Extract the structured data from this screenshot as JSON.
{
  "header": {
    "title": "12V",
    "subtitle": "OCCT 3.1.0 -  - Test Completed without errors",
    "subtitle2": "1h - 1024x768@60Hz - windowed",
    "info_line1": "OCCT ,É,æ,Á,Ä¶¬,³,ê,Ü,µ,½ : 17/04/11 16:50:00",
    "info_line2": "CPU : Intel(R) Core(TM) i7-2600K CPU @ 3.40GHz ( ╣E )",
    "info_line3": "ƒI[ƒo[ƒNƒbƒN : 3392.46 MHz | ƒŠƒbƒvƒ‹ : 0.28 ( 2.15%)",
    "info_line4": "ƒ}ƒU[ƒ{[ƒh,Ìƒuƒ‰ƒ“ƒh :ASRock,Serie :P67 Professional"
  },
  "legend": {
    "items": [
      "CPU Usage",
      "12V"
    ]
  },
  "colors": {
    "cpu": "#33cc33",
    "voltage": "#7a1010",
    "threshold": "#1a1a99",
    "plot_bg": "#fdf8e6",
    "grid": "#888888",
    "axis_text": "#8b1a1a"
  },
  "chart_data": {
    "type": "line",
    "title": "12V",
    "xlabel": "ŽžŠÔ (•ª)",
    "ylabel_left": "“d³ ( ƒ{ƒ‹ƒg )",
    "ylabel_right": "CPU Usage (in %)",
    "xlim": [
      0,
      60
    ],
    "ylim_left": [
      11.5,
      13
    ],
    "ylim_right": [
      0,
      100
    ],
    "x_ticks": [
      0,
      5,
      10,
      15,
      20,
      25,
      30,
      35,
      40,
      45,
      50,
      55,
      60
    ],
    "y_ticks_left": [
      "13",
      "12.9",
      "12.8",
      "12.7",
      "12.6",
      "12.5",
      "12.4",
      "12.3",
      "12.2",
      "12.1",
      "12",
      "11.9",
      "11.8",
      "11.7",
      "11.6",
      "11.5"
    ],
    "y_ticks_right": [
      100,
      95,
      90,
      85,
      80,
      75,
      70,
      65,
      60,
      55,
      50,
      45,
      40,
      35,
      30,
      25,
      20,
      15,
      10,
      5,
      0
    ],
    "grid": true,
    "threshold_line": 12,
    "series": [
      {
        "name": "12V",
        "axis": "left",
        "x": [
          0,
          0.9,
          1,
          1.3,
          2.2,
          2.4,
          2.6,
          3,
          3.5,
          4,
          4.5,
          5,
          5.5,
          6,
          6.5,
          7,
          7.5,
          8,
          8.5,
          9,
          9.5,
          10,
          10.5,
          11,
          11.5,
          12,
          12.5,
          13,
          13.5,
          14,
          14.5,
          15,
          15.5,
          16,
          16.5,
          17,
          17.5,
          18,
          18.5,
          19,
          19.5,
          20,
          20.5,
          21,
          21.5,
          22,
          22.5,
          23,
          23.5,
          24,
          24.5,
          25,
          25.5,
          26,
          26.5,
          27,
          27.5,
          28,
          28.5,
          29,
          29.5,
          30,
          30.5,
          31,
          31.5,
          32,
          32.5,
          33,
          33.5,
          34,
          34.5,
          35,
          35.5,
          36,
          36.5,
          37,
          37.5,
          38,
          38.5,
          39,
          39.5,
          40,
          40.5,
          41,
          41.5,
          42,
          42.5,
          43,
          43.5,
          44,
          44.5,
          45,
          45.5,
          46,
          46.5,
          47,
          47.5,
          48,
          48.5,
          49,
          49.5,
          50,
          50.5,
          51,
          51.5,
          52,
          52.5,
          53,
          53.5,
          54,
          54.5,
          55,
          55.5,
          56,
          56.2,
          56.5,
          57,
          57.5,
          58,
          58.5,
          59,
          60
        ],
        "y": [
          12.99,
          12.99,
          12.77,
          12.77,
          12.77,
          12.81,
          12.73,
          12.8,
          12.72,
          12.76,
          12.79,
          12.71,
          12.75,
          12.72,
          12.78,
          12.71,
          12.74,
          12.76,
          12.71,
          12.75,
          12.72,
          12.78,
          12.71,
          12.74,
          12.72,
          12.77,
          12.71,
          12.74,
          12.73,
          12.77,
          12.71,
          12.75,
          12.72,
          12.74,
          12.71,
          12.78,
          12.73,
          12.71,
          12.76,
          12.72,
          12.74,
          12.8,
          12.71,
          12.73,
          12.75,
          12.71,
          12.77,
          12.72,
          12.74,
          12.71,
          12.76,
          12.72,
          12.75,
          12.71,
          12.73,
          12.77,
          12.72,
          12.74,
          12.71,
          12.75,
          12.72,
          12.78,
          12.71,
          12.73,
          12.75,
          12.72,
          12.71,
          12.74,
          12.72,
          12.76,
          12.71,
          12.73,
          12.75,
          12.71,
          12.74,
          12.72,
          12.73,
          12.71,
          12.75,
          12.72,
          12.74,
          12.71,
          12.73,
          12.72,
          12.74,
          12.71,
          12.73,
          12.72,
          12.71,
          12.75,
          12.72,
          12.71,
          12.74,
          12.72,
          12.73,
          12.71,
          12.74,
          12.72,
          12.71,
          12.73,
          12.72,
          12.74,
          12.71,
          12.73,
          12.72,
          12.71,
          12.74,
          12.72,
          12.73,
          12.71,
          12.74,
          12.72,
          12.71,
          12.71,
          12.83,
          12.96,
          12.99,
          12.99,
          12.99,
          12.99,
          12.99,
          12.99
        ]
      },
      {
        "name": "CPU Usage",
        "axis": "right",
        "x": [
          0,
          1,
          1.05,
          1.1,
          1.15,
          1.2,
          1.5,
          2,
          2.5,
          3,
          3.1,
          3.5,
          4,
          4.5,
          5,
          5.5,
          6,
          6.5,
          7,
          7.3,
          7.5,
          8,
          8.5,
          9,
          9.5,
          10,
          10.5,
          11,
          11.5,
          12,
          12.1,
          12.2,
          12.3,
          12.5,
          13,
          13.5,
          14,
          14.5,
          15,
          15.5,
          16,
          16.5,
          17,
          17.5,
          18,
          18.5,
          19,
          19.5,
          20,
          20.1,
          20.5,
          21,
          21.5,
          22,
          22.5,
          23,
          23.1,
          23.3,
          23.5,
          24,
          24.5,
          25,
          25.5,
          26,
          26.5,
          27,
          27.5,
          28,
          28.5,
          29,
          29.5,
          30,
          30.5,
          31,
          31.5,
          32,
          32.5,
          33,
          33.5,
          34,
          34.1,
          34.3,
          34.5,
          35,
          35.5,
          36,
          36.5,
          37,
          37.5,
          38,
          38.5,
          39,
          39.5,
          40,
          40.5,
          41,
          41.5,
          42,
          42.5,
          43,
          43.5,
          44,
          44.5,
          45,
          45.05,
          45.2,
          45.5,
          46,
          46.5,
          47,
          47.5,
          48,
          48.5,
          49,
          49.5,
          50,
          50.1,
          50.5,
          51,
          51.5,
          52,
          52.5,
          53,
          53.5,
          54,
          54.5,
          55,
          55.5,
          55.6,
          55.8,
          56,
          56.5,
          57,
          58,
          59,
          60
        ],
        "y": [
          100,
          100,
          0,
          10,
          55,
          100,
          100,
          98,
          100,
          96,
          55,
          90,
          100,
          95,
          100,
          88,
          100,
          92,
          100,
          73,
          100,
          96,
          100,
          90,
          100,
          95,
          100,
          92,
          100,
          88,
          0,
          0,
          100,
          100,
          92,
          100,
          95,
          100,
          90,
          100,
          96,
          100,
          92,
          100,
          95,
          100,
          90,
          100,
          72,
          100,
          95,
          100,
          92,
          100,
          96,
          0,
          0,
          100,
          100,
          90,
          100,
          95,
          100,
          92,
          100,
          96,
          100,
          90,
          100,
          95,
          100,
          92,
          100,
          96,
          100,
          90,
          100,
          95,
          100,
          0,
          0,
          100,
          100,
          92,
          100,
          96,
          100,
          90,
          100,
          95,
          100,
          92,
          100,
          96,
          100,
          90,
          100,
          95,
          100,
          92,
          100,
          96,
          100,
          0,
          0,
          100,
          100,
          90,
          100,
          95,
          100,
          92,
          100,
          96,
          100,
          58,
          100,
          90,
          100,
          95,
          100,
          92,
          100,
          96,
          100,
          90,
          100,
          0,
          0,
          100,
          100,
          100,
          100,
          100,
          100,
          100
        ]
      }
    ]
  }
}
★ ★ ★ ★ ★ ★ ★
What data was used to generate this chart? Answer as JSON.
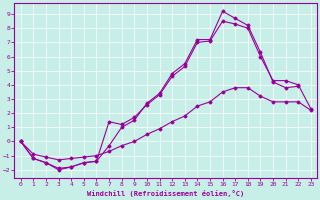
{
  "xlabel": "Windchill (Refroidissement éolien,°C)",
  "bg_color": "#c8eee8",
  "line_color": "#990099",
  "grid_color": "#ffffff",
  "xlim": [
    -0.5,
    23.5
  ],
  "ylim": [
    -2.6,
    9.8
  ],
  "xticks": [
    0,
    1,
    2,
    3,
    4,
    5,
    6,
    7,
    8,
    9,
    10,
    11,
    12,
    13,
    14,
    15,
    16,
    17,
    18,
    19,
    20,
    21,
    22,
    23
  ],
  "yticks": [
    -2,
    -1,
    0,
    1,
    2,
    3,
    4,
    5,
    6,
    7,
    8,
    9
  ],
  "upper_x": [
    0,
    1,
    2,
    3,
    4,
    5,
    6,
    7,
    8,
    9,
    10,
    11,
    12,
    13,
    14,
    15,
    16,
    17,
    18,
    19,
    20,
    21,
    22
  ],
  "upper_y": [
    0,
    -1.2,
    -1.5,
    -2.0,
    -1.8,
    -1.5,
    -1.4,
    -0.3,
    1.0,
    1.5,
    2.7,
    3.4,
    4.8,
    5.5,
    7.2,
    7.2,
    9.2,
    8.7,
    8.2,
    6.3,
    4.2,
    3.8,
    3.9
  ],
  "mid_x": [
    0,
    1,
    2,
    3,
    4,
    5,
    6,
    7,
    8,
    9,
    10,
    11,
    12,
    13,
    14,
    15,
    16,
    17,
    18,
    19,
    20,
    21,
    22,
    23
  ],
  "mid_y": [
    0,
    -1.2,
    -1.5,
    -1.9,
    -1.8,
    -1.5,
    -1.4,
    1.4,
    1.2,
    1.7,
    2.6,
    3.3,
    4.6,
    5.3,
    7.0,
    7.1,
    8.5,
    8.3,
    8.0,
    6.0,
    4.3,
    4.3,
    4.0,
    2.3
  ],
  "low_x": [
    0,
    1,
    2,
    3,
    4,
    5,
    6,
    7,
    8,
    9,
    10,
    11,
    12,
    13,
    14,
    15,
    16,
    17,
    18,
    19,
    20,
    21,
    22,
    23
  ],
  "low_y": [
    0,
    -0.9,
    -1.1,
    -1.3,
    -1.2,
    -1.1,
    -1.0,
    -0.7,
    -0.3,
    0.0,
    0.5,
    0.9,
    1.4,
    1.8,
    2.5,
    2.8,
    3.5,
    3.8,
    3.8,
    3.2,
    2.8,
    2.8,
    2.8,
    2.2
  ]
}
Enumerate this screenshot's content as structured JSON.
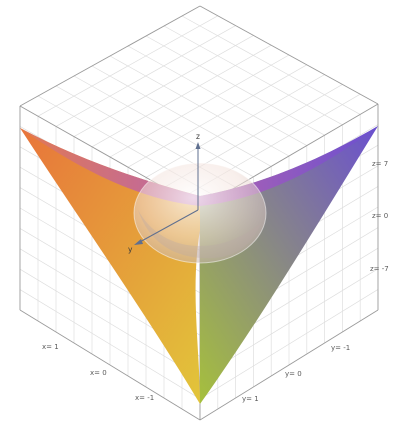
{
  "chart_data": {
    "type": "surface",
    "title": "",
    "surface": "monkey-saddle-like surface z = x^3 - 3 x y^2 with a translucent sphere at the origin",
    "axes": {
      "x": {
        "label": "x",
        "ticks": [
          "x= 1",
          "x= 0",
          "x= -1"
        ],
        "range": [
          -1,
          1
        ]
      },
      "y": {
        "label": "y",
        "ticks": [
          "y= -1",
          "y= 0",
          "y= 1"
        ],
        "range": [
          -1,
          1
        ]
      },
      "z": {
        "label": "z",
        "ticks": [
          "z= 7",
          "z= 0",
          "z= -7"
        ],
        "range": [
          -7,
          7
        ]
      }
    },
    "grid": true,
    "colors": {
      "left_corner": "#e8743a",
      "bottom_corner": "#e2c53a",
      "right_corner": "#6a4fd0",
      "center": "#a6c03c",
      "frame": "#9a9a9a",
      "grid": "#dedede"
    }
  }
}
★ ★ ★ ★ ★ ★ ★
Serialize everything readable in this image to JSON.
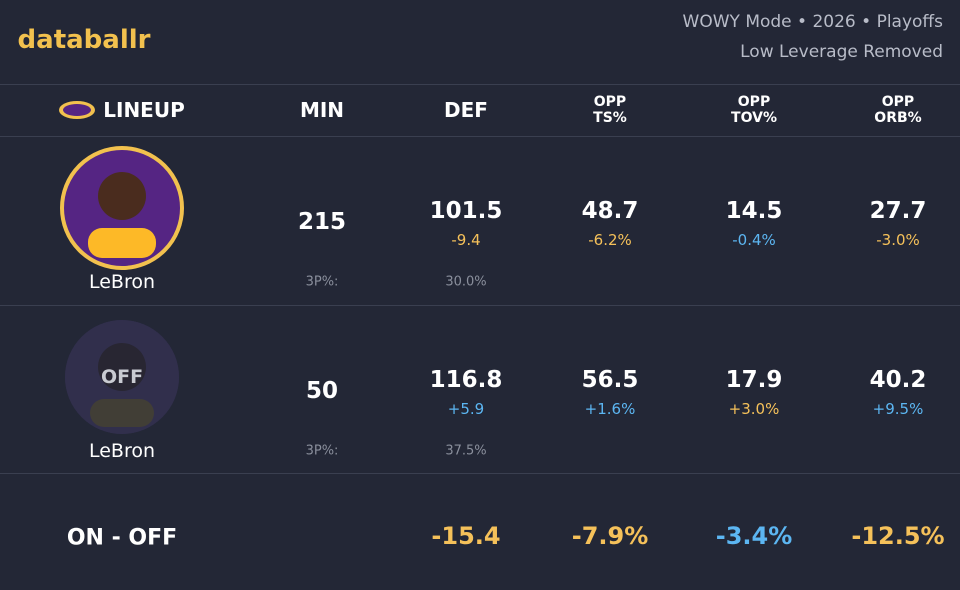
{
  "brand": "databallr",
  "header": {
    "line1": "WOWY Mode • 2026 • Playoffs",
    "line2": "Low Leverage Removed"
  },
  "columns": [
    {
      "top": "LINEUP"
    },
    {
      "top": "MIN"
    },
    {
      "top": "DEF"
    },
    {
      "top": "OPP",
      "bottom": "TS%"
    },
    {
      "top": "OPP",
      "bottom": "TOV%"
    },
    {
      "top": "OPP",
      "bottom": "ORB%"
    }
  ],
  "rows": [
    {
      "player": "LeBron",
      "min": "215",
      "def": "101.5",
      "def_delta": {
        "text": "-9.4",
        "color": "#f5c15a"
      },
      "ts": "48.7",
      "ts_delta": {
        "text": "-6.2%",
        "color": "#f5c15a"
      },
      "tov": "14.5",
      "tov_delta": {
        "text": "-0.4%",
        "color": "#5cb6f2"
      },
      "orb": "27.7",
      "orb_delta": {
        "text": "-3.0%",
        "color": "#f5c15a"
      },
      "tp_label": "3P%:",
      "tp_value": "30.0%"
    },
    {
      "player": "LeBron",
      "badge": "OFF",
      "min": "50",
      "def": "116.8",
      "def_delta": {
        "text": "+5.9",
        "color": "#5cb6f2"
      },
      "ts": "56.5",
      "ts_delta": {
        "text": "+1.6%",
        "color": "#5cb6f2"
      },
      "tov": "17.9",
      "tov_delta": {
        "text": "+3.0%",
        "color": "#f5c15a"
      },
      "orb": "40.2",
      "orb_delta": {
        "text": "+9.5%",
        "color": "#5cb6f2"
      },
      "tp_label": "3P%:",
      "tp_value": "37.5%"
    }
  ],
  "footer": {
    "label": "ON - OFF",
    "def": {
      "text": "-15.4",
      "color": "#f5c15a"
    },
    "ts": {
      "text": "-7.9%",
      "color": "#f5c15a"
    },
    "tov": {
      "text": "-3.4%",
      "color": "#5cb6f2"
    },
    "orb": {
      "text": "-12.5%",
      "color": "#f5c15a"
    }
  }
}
★ ★ ★ ★ ★ ★ ★
In the listing, find each line with the string "JSON" and copy it.

• Result of the task
Extract the structured data from this screenshot as JSON.
What data was used to generate this chart? Answer as JSON.
Enumerate this screenshot's content as structured JSON.
Serialize everything readable in this image to JSON.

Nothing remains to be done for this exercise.